- _EXERCISE TASK_
Give the number of lines that include the string "text", nothing more.

Dataset entries:
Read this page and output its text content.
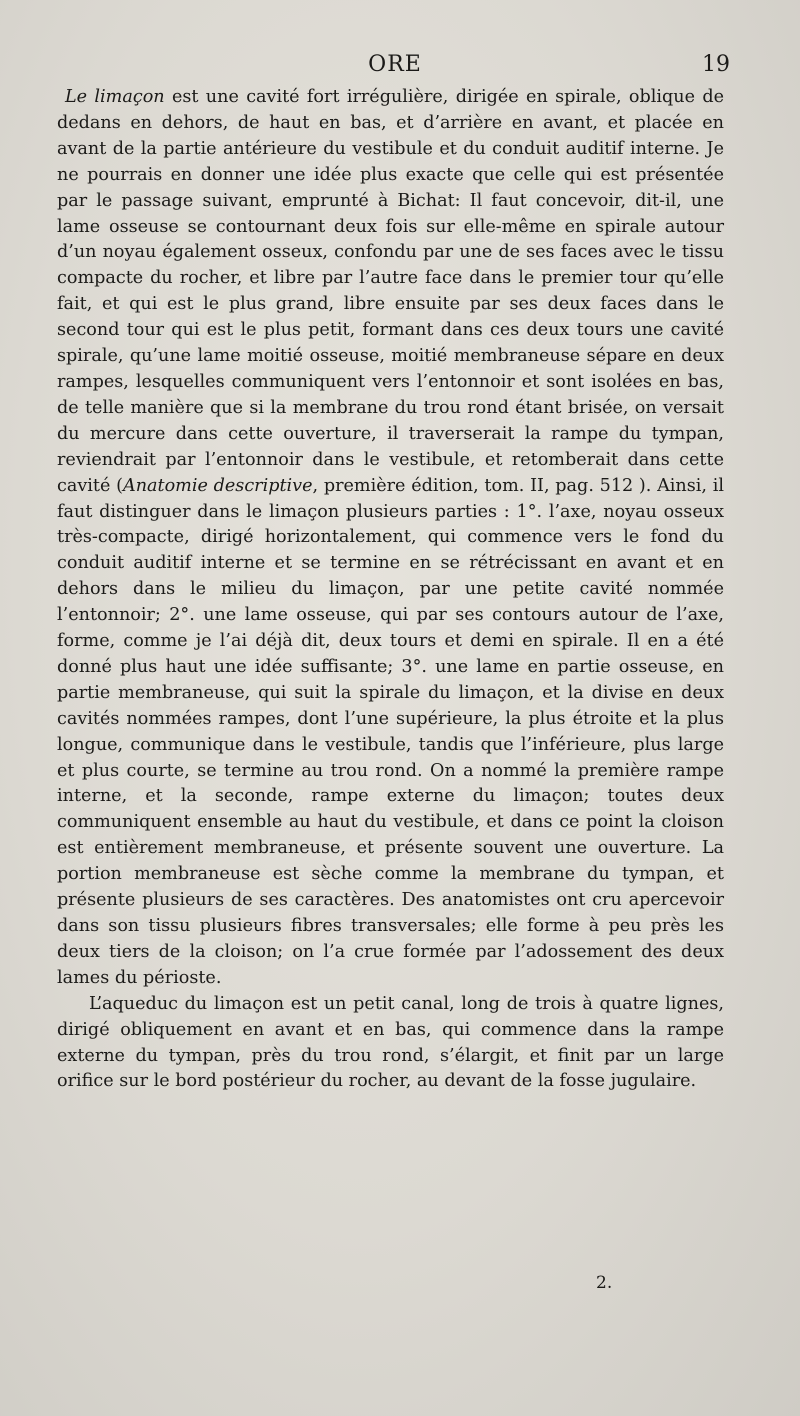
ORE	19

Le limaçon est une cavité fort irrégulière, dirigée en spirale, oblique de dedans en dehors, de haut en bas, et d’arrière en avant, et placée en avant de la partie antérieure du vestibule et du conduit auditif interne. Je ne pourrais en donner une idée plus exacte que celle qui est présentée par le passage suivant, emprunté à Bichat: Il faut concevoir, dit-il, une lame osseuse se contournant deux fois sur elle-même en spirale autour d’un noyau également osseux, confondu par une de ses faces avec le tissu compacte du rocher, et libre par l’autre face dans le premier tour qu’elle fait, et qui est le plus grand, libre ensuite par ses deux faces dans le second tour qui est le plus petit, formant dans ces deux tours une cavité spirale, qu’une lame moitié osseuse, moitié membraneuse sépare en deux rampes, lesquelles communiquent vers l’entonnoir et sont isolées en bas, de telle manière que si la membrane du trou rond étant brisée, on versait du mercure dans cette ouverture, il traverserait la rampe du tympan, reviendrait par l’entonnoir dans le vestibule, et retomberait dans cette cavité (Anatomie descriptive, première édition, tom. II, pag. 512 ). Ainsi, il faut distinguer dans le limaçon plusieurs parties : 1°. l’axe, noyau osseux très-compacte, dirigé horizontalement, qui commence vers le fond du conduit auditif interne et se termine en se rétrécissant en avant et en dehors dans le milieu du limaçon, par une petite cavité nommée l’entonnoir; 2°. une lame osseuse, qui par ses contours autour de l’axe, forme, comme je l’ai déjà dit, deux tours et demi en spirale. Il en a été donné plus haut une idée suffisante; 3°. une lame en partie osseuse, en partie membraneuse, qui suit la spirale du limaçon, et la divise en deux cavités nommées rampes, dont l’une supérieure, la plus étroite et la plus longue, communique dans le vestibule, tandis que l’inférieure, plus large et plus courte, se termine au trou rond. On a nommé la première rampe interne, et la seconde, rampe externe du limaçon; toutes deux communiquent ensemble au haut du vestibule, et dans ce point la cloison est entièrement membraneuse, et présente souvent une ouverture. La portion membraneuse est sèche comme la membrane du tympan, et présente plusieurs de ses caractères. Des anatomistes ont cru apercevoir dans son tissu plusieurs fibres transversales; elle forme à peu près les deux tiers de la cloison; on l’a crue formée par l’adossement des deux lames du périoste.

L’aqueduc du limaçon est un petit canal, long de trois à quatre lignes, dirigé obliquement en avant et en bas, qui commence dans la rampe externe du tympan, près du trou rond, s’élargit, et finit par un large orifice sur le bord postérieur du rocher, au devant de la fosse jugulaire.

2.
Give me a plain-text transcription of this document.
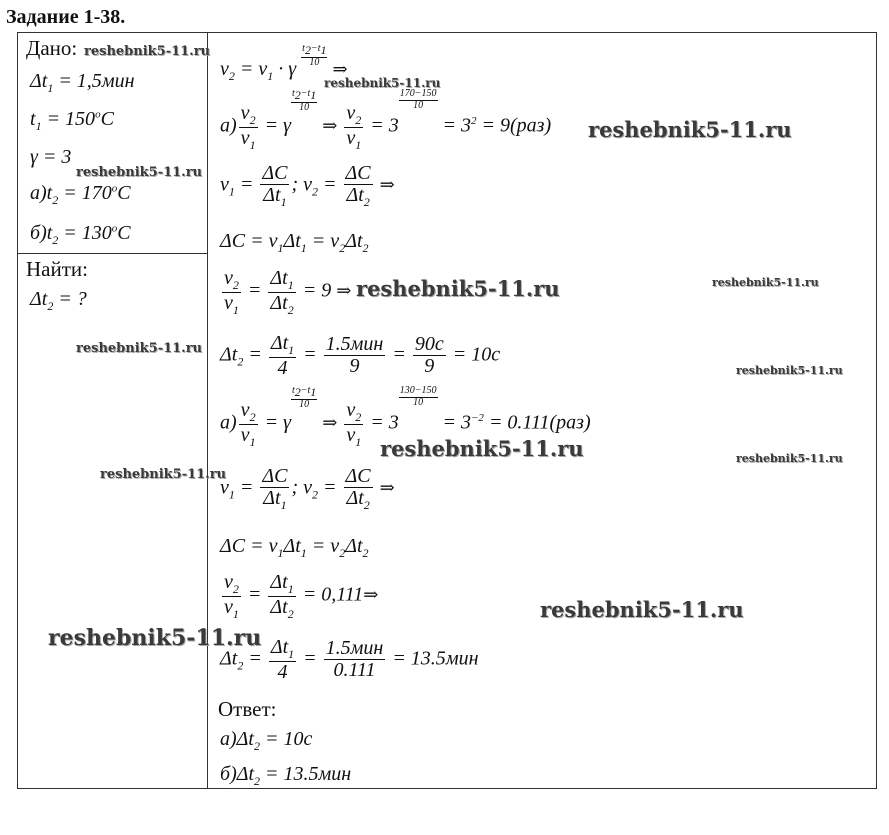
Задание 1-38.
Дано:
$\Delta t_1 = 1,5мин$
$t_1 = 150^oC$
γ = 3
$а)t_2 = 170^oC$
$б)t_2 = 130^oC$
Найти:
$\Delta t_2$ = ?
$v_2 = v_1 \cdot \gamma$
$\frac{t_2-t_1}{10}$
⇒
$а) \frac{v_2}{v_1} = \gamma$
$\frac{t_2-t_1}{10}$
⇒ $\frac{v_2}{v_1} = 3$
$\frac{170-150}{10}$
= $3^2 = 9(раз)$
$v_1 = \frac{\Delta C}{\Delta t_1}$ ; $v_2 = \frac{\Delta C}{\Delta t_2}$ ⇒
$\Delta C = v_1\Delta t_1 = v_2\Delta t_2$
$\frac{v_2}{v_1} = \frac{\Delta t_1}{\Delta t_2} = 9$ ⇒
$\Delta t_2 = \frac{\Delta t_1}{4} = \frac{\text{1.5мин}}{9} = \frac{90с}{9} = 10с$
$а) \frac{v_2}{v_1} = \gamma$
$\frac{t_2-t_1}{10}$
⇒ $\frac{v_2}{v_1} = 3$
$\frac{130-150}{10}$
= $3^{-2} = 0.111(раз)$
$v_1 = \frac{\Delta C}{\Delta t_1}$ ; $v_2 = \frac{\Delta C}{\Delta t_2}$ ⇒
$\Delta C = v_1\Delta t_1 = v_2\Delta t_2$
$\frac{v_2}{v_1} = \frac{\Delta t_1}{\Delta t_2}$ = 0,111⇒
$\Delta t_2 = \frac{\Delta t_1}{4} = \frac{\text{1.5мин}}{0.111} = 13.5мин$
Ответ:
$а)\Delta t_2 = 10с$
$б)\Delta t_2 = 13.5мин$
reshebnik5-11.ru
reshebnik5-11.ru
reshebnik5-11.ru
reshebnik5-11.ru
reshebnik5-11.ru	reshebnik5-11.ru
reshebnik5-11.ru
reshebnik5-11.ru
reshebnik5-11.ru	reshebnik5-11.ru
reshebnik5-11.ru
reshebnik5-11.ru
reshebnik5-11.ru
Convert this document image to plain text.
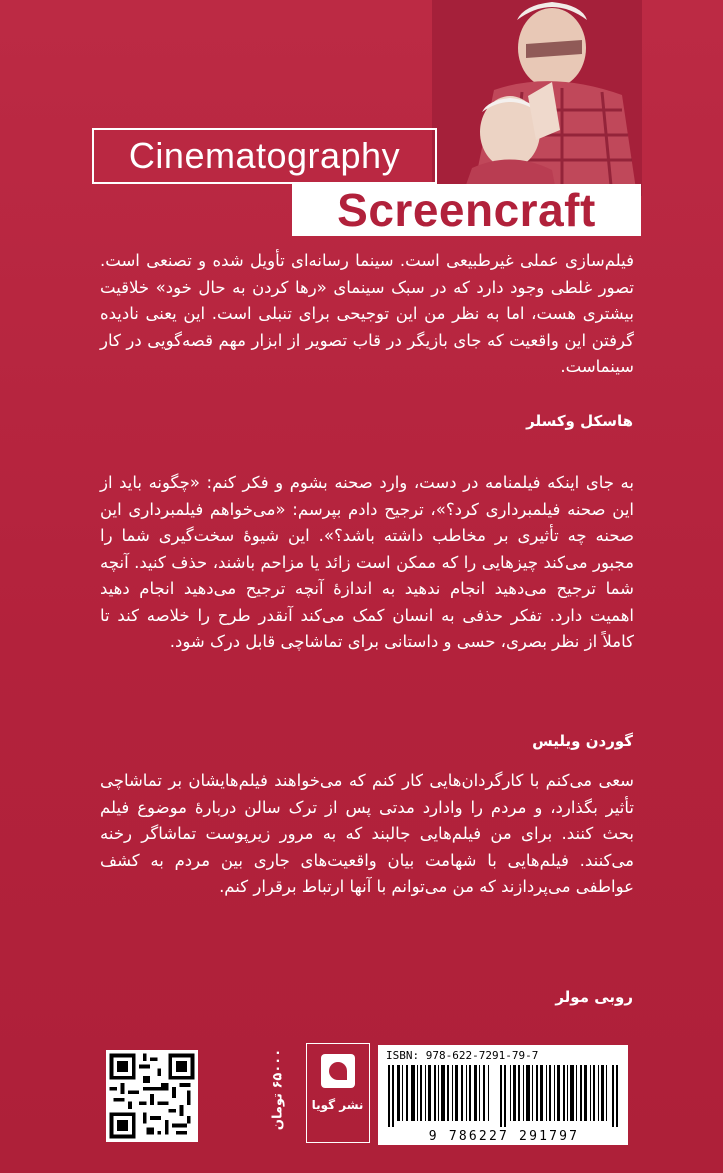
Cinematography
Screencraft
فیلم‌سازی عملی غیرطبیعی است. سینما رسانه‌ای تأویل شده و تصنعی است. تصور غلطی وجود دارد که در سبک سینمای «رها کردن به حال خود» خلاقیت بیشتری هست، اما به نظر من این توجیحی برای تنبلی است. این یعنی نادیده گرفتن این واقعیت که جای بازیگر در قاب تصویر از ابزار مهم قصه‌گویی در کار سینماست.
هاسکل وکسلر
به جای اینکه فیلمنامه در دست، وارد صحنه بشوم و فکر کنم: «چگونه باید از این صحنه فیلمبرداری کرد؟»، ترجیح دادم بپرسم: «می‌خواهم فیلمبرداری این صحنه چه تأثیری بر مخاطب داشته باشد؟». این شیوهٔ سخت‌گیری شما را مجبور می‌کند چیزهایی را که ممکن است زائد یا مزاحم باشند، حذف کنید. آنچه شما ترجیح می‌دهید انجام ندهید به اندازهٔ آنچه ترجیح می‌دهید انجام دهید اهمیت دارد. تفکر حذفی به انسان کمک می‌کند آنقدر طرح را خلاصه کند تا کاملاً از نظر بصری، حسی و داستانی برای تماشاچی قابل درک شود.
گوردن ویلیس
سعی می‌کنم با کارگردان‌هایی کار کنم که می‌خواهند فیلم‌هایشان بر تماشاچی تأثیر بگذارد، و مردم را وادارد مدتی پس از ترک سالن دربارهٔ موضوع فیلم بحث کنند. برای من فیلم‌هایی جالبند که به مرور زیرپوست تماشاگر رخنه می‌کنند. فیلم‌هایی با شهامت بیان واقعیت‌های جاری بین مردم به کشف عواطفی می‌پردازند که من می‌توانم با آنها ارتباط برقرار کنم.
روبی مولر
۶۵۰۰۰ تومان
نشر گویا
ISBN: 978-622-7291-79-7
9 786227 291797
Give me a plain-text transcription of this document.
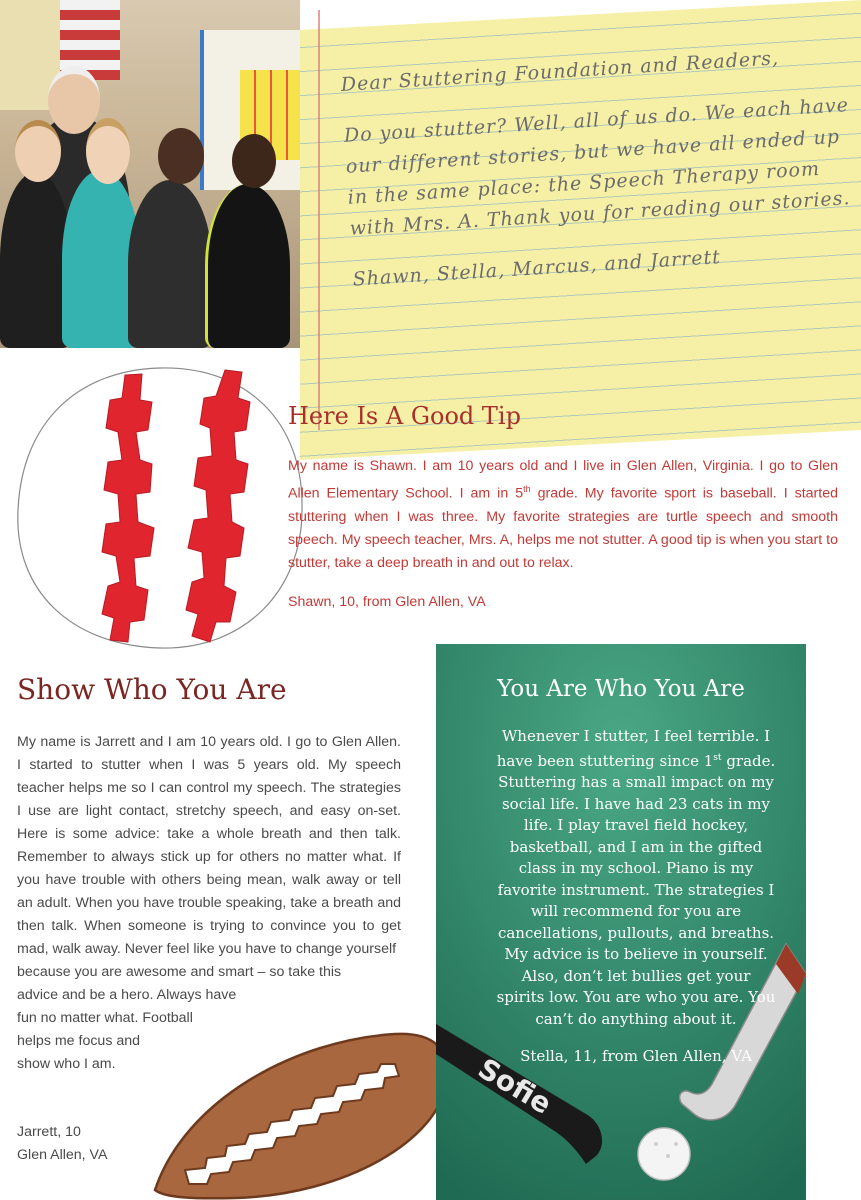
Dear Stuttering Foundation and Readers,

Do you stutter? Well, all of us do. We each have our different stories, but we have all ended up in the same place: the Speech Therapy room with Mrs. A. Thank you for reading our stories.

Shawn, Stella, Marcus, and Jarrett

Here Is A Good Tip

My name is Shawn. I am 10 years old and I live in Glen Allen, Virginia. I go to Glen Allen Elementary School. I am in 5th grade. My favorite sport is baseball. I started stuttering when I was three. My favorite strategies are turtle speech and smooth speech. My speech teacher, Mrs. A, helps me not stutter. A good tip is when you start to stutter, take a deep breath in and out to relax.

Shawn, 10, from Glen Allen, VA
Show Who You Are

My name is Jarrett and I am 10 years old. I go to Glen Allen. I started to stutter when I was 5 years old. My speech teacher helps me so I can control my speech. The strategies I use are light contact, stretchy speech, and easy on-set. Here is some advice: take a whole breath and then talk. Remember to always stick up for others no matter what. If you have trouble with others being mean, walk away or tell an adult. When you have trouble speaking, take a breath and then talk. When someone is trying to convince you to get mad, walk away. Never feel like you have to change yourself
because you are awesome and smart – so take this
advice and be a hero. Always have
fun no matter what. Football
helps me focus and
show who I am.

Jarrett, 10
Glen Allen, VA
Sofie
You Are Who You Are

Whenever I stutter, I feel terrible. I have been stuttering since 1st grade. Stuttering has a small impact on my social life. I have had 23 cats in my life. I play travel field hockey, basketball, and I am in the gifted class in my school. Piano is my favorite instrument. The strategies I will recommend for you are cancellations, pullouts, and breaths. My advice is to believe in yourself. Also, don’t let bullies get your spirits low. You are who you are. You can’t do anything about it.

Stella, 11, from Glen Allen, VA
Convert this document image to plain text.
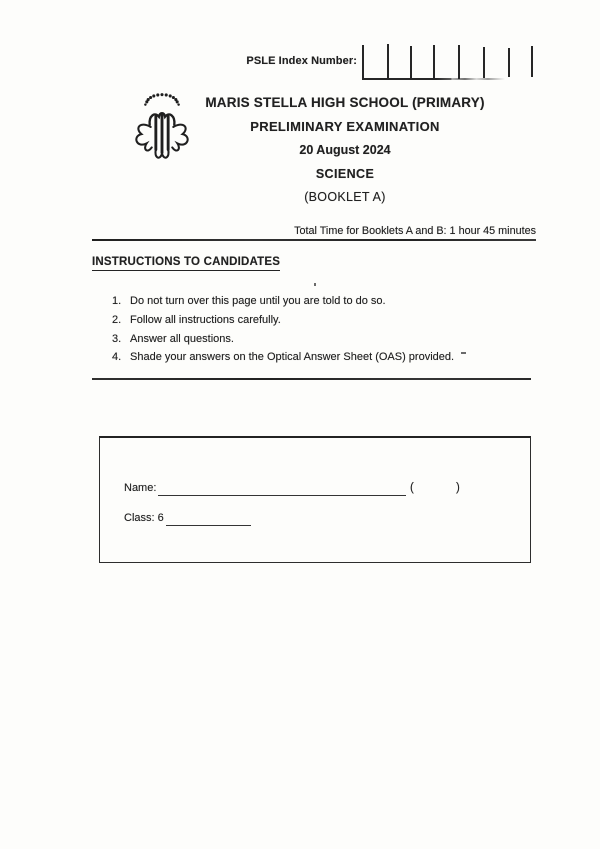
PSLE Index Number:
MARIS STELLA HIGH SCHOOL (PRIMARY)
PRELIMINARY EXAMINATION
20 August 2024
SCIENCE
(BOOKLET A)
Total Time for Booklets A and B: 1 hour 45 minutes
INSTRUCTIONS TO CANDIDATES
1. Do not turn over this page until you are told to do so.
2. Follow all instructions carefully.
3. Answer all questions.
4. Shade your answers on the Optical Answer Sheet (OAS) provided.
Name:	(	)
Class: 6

- _RESPONSE_
7